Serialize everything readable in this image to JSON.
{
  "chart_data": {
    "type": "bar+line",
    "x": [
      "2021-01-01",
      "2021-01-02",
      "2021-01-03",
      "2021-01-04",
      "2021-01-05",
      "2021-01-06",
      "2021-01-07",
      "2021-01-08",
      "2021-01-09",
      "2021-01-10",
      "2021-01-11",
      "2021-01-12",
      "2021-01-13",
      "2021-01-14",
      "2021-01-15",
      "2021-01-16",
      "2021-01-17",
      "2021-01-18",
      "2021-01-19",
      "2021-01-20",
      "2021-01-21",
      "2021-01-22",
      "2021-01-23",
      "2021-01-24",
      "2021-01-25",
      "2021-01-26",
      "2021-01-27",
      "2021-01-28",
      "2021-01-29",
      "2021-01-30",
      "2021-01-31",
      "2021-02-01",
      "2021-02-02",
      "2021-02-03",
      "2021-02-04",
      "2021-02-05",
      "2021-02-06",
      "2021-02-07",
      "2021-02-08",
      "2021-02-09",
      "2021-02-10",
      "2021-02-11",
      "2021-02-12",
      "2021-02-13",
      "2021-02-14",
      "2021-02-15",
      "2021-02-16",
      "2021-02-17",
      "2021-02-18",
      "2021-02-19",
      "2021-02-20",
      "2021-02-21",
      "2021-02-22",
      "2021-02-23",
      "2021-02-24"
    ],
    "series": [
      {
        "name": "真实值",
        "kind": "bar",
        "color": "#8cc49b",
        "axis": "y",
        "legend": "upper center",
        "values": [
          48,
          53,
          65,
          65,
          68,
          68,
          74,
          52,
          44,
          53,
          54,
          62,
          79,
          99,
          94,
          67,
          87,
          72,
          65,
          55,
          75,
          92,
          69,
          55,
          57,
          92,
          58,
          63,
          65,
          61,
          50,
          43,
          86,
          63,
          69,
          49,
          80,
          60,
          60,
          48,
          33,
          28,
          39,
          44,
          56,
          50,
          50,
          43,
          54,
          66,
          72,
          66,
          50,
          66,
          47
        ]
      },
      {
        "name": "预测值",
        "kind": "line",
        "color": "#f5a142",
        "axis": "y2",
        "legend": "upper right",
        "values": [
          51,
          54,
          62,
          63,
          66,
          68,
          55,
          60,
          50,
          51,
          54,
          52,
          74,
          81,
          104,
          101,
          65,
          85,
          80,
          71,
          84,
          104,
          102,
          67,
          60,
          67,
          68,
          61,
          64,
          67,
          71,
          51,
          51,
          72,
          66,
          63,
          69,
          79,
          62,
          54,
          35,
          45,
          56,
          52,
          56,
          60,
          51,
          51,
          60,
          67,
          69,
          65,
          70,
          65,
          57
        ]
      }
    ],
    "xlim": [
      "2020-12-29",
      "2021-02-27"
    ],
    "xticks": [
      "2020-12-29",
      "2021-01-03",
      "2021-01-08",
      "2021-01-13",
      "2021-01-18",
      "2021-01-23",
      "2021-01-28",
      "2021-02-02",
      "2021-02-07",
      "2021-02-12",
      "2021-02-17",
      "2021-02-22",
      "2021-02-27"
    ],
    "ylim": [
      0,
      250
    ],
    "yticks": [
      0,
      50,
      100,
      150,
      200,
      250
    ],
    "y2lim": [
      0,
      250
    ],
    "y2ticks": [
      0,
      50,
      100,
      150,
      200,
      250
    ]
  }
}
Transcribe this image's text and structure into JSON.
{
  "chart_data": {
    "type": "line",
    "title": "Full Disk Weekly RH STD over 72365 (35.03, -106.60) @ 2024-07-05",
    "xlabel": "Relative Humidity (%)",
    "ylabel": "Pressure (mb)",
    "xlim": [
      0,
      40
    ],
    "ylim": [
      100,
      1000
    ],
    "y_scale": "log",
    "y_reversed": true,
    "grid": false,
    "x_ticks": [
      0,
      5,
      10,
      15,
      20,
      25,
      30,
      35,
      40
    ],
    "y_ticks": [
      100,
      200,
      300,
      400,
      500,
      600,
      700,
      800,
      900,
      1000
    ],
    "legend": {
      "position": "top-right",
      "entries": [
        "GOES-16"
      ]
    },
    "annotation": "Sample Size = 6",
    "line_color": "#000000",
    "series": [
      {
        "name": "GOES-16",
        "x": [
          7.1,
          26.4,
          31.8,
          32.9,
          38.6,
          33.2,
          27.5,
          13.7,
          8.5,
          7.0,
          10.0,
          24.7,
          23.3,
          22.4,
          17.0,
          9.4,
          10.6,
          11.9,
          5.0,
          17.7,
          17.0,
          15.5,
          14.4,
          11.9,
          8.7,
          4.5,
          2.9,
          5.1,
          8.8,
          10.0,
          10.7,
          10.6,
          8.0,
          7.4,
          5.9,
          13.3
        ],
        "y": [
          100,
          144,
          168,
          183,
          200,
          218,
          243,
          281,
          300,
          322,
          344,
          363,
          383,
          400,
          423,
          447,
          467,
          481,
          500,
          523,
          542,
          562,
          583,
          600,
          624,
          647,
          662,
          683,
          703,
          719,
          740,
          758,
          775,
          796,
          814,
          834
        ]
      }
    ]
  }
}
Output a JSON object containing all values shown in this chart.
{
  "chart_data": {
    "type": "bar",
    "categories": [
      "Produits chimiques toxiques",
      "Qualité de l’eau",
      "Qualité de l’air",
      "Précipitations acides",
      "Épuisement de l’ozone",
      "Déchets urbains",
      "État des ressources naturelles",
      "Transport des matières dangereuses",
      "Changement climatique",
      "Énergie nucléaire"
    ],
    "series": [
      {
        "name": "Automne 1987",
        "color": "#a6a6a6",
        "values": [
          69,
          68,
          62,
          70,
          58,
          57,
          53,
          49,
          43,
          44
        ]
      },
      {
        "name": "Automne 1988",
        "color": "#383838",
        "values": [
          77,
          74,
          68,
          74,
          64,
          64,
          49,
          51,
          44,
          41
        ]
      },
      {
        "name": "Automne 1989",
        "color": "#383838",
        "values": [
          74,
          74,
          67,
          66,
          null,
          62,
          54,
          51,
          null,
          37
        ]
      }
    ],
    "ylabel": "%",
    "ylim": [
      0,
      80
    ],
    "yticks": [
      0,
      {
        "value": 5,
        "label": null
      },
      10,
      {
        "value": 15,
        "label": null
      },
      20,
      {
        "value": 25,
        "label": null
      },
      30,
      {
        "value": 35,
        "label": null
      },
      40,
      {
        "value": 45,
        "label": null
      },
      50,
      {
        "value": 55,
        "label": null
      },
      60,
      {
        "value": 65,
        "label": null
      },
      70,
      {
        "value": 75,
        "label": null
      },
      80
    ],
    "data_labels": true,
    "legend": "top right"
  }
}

--- --- ---

§ **WRITTEN REQUEST**
Repeat all of the entries exactly.

§ **THE SOLUTION**
Serialize everything readable in this image to JSON.
{
  "chart_data": {
    "type": "bar+line",
    "x": [
      "2021-01-01",
      "2021-01-02",
      "2021-01-03",
      "2021-01-04",
      "2021-01-05",
      "2021-01-06",
      "2021-01-07",
      "2021-01-08",
      "2021-01-09",
      "2021-01-10",
      "2021-01-11",
      "2021-01-12",
      "2021-01-13",
      "2021-01-14",
      "2021-01-15",
      "2021-01-16",
      "2021-01-17",
      "2021-01-18",
      "2021-01-19",
      "2021-01-20",
      "2021-01-21",
      "2021-01-22",
      "2021-01-23",
      "2021-01-24",
      "2021-01-25",
      "2021-01-26",
      "2021-01-27",
      "2021-01-28",
      "2021-01-29",
      "2021-01-30",
      "2021-01-31",
      "2021-02-01",
      "2021-02-02",
      "2021-02-03",
      "2021-02-04",
      "2021-02-05",
      "2021-02-06",
      "2021-02-07",
      "2021-02-08",
      "2021-02-09",
      "2021-02-10",
      "2021-02-11",
      "2021-02-12",
      "2021-02-13",
      "2021-02-14",
      "2021-02-15",
      "2021-02-16",
      "2021-02-17",
      "2021-02-18",
      "2021-02-19",
      "2021-02-20",
      "2021-02-21",
      "2021-02-22",
      "2021-02-23",
      "2021-02-24"
    ],
    "series": [
      {
        "name": "真实值",
        "kind": "bar",
        "color": "#8cc49b",
        "axis": "y",
        "legend": "upper center",
        "values": [
          48,
          53,
          65,
          65,
          68,
          68,
          74,
          52,
          44,
          53,
          54,
          62,
          79,
          99,
          94,
          67,
          87,
          72,
          65,
          55,
          75,
          92,
          69,
          55,
          57,
          92,
          58,
          63,
          65,
          61,
          50,
          43,
          86,
          63,
          69,
          49,
          80,
          60,
          60,
          48,
          33,
          28,
          39,
          44,
          56,
          50,
          50,
          43,
          54,
          66,
          72,
          66,
          50,
          66,
          47
        ]
      },
      {
        "name": "预测值",
        "kind": "line",
        "color": "#f5a142",
        "axis": "y2",
        "legend": "upper right",
        "values": [
          51,
          54,
          62,
          63,
          66,
          68,
          55,
          60,
          50,
          51,
          54,
          52,
          74,
          81,
          104,
          101,
          65,
          85,
          80,
          71,
          84,
          104,
          102,
          67,
          60,
          67,
          68,
          61,
          64,
          67,
          71,
          51,
          51,
          72,
          66,
          63,
          69,
          79,
          62,
          54,
          35,
          45,
          56,
          52,
          56,
          60,
          51,
          51,
          60,
          67,
          69,
          65,
          70,
          65,
          57
        ]
      }
    ],
    "xlim": [
      "2020-12-29",
      "2021-02-27"
    ],
    "xticks": [
      "2020-12-29",
      "2021-01-03",
      "2021-01-08",
      "2021-01-13",
      "2021-01-18",
      "2021-01-23",
      "2021-01-28",
      "2021-02-02",
      "2021-02-07",
      "2021-02-12",
      "2021-02-17",
      "2021-02-22",
      "2021-02-27"
    ],
    "ylim": [
      0,
      250
    ],
    "yticks": [
      0,
      50,
      100,
      150,
      200,
      250
    ],
    "y2lim": [
      0,
      250
    ],
    "y2ticks": [
      0,
      50,
      100,
      150,
      200,
      250
    ]
  }
}
Transcribe this image's text and structure into JSON.
{
  "chart_data": {
    "type": "line",
    "title": "Full Disk Weekly RH STD over 72365 (35.03, -106.60) @ 2024-07-05",
    "xlabel": "Relative Humidity (%)",
    "ylabel": "Pressure (mb)",
    "xlim": [
      0,
      40
    ],
    "ylim": [
      100,
      1000
    ],
    "y_scale": "log",
    "y_reversed": true,
    "grid": false,
    "x_ticks": [
      0,
      5,
      10,
      15,
      20,
      25,
      30,
      35,
      40
    ],
    "y_ticks": [
      100,
      200,
      300,
      400,
      500,
      600,
      700,
      800,
      900,
      1000
    ],
    "legend": {
      "position": "top-right",
      "entries": [
        "GOES-16"
      ]
    },
    "annotation": "Sample Size = 6",
    "line_color": "#000000",
    "series": [
      {
        "name": "GOES-16",
        "x": [
          7.1,
          26.4,
          31.8,
          32.9,
          38.6,
          33.2,
          27.5,
          13.7,
          8.5,
          7.0,
          10.0,
          24.7,
          23.3,
          22.4,
          17.0,
          9.4,
          10.6,
          11.9,
          5.0,
          17.7,
          17.0,
          15.5,
          14.4,
          11.9,
          8.7,
          4.5,
          2.9,
          5.1,
          8.8,
          10.0,
          10.7,
          10.6,
          8.0,
          7.4,
          5.9,
          13.3
        ],
        "y": [
          100,
          144,
          168,
          183,
          200,
          218,
          243,
          281,
          300,
          322,
          344,
          363,
          383,
          400,
          423,
          447,
          467,
          481,
          500,
          523,
          542,
          562,
          583,
          600,
          624,
          647,
          662,
          683,
          703,
          719,
          740,
          758,
          775,
          796,
          814,
          834
        ]
      }
    ]
  }
}
Output a JSON object containing all values shown in this chart.
{
  "chart_data": {
    "type": "bar",
    "categories": [
      "Produits chimiques toxiques",
      "Qualité de l’eau",
      "Qualité de l’air",
      "Précipitations acides",
      "Épuisement de l’ozone",
      "Déchets urbains",
      "État des ressources naturelles",
      "Transport des matières dangereuses",
      "Changement climatique",
      "Énergie nucléaire"
    ],
    "series": [
      {
        "name": "Automne 1987",
        "color": "#a6a6a6",
        "values": [
          69,
          68,
          62,
          70,
          58,
          57,
          53,
          49,
          43,
          44
        ]
      },
      {
        "name": "Automne 1988",
        "color": "#383838",
        "values": [
          77,
          74,
          68,
          74,
          64,
          64,
          49,
          51,
          44,
          41
        ]
      },
      {
        "name": "Automne 1989",
        "color": "#383838",
        "values": [
          74,
          74,
          67,
          66,
          null,
          62,
          54,
          51,
          null,
          37
        ]
      }
    ],
    "ylabel": "%",
    "ylim": [
      0,
      80
    ],
    "yticks": [
      0,
      {
        "value": 5,
        "label": null
      },
      10,
      {
        "value": 15,
        "label": null
      },
      20,
      {
        "value": 25,
        "label": null
      },
      30,
      {
        "value": 35,
        "label": null
      },
      40,
      {
        "value": 45,
        "label": null
      },
      50,
      {
        "value": 55,
        "label": null
      },
      60,
      {
        "value": 65,
        "label": null
      },
      70,
      {
        "value": 75,
        "label": null
      },
      80
    ],
    "data_labels": true,
    "legend": "top right"
  }
}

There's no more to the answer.